(Dataset entries on figures)
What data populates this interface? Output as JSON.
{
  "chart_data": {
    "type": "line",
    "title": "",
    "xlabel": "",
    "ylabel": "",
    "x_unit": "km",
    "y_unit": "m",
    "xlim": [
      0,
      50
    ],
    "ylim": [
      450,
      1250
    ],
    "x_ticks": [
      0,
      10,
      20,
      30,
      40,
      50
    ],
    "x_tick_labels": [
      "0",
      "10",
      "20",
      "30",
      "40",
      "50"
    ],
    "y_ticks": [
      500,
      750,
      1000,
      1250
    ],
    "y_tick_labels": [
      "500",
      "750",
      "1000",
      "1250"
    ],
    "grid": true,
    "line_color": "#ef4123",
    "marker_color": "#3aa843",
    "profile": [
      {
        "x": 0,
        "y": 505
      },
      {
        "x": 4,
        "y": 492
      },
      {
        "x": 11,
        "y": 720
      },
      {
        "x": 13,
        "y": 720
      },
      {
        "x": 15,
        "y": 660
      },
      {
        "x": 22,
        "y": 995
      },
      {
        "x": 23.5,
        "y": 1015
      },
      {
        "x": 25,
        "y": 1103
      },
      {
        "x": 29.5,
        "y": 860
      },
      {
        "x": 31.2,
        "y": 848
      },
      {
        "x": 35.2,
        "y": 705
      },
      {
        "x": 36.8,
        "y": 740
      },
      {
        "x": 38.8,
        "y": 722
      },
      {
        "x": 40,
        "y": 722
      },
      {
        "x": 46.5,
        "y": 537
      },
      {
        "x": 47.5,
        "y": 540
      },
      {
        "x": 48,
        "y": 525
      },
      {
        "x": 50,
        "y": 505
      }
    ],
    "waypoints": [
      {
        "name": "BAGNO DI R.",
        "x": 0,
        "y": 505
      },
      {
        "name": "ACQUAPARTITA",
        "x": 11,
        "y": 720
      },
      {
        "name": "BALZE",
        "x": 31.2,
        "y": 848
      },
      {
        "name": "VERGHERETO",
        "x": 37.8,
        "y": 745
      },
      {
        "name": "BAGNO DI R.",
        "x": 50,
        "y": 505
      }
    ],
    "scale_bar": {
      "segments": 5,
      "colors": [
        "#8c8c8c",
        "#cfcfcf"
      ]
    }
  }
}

◆ What you have to do ◆
Only a number is wanted: how many lines contain "name"?

◆ Completed exercise ◆
5